PROBLEM DESCRIPTION
Output every entry exactly as given.

Items from a figure collection
================================
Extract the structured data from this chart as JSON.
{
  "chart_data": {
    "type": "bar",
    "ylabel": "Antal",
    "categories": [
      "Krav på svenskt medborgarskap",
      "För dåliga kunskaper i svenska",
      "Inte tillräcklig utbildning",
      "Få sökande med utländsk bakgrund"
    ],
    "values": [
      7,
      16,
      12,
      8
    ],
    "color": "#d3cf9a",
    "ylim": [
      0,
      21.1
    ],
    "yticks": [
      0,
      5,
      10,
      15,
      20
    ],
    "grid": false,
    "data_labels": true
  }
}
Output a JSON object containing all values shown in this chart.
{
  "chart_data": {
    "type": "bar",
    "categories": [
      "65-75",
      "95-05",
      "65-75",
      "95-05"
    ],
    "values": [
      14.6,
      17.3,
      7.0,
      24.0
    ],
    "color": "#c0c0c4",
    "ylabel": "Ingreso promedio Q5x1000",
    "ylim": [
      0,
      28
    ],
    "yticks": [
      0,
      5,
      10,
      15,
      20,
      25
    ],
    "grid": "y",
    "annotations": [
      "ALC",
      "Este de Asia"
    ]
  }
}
================================
RESULT OF THE TASK
Extract the structured data from this chart as JSON.
{
  "chart_data": {
    "type": "bar",
    "ylabel": "Antal",
    "categories": [
      "Krav på svenskt medborgarskap",
      "För dåliga kunskaper i svenska",
      "Inte tillräcklig utbildning",
      "Få sökande med utländsk bakgrund"
    ],
    "values": [
      7,
      16,
      12,
      8
    ],
    "color": "#d3cf9a",
    "ylim": [
      0,
      21.1
    ],
    "yticks": [
      0,
      5,
      10,
      15,
      20
    ],
    "grid": false,
    "data_labels": true
  }
}
Output a JSON object containing all values shown in this chart.
{
  "chart_data": {
    "type": "bar",
    "categories": [
      "65-75",
      "95-05",
      "65-75",
      "95-05"
    ],
    "values": [
      14.6,
      17.3,
      7.0,
      24.0
    ],
    "color": "#c0c0c4",
    "ylabel": "Ingreso promedio Q5x1000",
    "ylim": [
      0,
      28
    ],
    "yticks": [
      0,
      5,
      10,
      15,
      20,
      25
    ],
    "grid": "y",
    "annotations": [
      "ALC",
      "Este de Asia"
    ]
  }
}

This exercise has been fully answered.